Filter the entries below, keeping every line that has the word "Chinese".

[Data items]
========================================

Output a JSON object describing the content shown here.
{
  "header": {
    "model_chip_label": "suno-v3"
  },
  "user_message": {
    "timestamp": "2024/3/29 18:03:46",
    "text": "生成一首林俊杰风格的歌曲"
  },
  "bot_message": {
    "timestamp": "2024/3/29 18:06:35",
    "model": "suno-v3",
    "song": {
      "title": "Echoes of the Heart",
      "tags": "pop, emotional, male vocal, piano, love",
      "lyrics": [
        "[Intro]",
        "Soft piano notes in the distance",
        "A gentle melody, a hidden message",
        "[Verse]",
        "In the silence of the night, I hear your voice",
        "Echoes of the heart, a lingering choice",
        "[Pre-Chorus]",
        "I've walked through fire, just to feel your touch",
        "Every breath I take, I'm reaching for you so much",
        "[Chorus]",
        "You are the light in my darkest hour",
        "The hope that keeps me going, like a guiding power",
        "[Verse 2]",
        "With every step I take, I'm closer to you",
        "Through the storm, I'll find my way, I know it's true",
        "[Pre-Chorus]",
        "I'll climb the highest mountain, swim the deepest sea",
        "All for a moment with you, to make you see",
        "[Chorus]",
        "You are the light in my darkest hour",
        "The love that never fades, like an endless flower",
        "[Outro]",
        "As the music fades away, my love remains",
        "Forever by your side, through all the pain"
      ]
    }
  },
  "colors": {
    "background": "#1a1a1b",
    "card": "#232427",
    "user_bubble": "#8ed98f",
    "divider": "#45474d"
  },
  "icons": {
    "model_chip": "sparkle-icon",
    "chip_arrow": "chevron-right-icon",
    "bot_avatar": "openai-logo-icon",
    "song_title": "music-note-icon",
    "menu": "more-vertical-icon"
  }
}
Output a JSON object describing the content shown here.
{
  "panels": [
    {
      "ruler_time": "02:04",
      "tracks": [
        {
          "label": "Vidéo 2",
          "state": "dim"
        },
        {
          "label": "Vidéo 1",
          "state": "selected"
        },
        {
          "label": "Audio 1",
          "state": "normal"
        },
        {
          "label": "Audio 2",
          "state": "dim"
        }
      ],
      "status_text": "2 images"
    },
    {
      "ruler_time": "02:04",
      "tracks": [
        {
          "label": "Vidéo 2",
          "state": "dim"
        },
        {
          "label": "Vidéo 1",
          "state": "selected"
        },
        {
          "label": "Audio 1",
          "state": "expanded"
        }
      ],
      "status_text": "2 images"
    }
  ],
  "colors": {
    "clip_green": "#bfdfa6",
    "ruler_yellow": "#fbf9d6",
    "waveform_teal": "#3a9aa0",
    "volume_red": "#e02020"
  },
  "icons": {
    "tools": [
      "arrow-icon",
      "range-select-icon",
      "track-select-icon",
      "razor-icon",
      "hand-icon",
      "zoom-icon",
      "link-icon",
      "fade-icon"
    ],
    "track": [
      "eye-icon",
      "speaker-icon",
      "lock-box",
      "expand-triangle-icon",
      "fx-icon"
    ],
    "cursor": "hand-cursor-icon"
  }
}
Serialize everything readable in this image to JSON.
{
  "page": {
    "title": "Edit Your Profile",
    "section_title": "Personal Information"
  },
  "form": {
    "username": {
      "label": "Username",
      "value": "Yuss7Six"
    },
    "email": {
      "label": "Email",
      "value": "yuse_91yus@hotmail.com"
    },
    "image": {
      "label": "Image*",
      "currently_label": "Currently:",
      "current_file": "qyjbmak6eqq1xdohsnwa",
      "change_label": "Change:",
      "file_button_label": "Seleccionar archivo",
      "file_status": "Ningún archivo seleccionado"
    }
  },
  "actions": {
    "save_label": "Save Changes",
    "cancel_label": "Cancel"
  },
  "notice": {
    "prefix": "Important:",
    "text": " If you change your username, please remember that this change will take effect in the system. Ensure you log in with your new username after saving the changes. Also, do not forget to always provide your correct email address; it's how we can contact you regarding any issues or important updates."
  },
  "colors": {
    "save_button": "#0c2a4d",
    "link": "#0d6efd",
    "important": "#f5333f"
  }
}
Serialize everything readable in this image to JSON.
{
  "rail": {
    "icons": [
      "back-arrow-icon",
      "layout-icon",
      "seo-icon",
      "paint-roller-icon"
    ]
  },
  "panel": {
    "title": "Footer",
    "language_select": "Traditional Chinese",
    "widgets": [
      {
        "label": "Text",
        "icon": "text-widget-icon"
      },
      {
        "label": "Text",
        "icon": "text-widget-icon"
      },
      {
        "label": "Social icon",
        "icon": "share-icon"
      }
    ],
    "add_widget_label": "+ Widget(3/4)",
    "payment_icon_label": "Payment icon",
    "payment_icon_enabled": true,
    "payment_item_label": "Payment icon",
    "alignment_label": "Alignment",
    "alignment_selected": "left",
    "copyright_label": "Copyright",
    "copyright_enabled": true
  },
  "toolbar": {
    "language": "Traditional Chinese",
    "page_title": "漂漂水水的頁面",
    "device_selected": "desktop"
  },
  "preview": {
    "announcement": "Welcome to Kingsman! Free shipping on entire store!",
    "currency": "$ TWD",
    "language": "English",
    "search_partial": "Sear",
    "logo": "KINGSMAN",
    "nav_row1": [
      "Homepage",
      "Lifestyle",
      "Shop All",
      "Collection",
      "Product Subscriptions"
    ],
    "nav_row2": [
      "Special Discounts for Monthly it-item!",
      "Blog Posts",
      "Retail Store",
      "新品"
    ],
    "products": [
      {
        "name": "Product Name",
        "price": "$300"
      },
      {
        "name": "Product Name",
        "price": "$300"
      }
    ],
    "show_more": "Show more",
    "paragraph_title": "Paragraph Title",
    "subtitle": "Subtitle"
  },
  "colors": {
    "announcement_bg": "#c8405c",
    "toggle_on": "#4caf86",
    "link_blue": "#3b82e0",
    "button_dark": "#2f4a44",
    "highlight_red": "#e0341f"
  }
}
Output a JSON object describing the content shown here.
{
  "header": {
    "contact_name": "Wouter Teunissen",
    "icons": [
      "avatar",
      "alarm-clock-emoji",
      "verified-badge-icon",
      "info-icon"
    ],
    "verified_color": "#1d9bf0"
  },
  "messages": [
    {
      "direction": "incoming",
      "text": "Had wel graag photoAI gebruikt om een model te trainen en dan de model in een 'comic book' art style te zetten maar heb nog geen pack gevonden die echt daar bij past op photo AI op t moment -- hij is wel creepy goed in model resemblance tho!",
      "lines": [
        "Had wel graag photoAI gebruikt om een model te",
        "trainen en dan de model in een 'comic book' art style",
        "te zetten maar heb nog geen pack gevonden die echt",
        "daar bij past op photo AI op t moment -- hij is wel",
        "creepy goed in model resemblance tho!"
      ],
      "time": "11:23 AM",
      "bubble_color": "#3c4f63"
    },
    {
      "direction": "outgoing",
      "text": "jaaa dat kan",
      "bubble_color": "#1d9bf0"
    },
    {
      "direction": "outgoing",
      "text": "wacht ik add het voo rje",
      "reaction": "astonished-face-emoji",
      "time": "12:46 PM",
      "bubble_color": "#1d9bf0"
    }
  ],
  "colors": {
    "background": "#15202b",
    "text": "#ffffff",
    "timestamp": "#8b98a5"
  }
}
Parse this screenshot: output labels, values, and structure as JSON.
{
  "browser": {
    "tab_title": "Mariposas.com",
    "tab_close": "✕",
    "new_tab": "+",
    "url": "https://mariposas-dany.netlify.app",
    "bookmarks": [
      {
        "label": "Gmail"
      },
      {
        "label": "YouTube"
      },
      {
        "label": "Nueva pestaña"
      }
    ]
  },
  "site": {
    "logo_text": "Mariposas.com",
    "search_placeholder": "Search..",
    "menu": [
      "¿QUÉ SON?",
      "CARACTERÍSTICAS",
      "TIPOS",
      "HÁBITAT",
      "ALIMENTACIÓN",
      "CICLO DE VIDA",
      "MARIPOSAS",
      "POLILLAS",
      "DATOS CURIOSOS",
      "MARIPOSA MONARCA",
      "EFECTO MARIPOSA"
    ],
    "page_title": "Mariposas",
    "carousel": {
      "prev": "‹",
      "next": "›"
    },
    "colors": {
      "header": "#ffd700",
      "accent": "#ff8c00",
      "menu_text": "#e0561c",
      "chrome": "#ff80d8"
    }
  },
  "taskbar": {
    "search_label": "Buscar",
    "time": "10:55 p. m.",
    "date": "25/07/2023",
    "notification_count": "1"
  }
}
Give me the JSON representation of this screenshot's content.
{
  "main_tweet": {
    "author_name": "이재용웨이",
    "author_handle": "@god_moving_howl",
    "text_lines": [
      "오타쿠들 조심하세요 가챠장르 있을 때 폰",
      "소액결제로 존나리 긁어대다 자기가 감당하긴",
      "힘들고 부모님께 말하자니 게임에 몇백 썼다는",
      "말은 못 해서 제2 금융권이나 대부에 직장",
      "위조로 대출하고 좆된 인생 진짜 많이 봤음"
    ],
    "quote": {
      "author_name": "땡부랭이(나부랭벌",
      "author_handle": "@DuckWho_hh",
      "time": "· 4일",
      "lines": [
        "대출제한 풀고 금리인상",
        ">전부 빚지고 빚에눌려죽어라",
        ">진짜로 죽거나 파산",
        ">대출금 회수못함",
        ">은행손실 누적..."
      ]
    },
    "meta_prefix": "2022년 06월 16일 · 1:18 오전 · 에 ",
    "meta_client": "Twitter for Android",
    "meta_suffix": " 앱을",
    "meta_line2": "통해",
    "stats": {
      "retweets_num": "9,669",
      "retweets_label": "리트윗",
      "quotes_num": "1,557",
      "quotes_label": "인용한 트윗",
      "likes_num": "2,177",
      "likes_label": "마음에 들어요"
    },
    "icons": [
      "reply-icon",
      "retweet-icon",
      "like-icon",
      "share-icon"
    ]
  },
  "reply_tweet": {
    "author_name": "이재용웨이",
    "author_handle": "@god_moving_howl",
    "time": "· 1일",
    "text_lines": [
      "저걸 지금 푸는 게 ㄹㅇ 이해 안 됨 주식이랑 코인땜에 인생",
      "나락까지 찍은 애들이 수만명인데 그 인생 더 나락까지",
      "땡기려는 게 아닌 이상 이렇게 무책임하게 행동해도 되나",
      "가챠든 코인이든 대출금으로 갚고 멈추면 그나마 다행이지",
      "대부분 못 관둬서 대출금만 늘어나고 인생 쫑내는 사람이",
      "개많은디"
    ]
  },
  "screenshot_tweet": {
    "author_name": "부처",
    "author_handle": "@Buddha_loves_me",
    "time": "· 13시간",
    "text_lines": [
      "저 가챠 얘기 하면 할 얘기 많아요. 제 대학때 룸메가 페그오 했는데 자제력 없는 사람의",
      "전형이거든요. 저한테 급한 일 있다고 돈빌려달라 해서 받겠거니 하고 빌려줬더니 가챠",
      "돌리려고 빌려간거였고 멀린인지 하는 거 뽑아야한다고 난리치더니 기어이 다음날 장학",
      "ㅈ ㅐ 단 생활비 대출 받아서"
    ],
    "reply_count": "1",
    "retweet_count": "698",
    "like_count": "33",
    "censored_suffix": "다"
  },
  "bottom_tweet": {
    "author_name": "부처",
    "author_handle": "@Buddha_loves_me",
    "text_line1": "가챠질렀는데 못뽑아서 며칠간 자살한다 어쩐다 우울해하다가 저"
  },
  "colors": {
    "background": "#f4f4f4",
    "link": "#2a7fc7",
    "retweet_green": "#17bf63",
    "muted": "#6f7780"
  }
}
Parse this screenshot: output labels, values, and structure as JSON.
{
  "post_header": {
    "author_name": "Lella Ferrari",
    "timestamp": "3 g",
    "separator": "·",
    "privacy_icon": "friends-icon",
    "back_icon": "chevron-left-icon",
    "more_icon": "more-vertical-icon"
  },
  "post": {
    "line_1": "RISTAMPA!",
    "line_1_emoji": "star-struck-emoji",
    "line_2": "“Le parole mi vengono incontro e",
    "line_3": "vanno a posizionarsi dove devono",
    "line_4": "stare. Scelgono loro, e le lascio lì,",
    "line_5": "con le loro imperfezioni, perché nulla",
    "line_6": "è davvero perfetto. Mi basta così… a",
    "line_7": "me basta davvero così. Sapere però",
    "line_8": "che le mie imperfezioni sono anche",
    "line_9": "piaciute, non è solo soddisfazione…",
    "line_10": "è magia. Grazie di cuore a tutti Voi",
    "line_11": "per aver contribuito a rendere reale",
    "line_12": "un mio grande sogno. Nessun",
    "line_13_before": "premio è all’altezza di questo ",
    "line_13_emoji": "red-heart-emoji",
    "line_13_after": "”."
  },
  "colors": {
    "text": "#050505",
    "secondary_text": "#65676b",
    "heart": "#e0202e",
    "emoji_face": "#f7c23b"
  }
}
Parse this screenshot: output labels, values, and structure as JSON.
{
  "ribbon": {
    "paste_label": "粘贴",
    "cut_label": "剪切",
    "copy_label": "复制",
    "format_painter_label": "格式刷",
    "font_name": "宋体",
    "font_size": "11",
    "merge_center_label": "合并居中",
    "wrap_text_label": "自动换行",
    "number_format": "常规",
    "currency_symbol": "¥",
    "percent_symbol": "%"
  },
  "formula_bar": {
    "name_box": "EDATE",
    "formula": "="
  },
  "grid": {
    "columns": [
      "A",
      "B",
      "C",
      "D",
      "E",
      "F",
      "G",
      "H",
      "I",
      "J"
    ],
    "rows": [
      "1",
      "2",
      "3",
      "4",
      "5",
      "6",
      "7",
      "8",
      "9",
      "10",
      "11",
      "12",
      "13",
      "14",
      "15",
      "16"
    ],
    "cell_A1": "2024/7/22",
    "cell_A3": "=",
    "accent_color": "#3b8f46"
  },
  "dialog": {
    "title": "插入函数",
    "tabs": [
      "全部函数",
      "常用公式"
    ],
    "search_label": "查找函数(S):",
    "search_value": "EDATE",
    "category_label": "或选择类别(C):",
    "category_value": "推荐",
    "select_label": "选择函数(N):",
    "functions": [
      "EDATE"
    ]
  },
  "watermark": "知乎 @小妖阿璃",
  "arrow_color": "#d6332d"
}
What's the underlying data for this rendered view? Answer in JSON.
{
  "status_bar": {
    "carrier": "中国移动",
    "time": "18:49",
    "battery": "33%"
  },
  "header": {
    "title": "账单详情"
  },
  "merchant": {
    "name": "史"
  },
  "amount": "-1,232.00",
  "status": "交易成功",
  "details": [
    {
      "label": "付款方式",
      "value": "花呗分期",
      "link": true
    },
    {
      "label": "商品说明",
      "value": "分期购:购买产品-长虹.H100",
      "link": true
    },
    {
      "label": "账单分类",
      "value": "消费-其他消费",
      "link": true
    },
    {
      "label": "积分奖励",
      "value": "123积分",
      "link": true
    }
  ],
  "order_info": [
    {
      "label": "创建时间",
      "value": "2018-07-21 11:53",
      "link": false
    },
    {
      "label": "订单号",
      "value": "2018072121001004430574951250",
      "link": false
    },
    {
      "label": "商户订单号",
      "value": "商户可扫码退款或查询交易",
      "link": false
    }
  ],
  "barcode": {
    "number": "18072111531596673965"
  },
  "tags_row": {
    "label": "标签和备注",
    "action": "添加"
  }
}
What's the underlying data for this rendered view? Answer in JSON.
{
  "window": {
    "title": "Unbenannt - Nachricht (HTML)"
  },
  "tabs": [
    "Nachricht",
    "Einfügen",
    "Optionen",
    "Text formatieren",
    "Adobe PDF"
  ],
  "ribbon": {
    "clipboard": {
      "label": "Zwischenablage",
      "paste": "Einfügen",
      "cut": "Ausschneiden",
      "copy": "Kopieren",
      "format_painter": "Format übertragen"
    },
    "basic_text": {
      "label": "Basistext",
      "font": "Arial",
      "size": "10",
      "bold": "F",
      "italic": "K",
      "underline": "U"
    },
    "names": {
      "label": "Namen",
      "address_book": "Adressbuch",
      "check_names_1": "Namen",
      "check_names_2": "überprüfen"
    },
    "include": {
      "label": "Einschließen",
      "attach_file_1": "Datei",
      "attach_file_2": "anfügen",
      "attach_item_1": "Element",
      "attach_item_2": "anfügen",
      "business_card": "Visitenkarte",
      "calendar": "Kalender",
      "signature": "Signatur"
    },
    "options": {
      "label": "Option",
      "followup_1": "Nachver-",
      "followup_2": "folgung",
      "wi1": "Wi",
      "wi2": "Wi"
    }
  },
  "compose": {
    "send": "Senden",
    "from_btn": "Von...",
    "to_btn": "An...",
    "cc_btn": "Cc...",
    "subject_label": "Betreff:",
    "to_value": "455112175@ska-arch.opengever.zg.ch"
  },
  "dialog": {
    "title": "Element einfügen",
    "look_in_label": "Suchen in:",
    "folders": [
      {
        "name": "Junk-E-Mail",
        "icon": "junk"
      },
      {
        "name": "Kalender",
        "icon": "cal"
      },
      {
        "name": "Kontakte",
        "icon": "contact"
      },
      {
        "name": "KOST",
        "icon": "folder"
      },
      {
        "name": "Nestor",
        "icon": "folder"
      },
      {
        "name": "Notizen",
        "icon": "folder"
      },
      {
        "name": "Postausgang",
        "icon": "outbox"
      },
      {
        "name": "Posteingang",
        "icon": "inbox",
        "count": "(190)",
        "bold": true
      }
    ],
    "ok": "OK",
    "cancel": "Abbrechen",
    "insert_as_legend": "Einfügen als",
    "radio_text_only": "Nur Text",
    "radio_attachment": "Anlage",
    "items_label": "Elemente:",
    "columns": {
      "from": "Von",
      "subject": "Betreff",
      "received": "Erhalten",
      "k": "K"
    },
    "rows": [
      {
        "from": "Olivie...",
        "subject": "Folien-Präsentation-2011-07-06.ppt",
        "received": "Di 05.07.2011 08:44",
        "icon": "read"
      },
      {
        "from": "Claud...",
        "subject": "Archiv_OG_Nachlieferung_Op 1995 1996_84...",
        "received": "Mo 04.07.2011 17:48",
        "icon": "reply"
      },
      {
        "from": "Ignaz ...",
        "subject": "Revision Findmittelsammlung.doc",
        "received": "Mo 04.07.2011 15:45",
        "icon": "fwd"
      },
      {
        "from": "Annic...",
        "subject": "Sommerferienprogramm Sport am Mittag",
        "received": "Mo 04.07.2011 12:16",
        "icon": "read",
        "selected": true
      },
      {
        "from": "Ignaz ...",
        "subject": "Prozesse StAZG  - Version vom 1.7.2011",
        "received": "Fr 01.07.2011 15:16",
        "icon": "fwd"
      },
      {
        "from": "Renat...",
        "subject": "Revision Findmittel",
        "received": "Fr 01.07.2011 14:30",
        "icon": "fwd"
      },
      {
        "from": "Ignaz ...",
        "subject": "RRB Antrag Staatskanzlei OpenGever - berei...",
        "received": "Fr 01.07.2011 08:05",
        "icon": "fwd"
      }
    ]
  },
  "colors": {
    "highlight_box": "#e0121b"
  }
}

========================================

| Written solution |
    "language_select": "Traditional Chinese",
    "language": "Traditional Chinese",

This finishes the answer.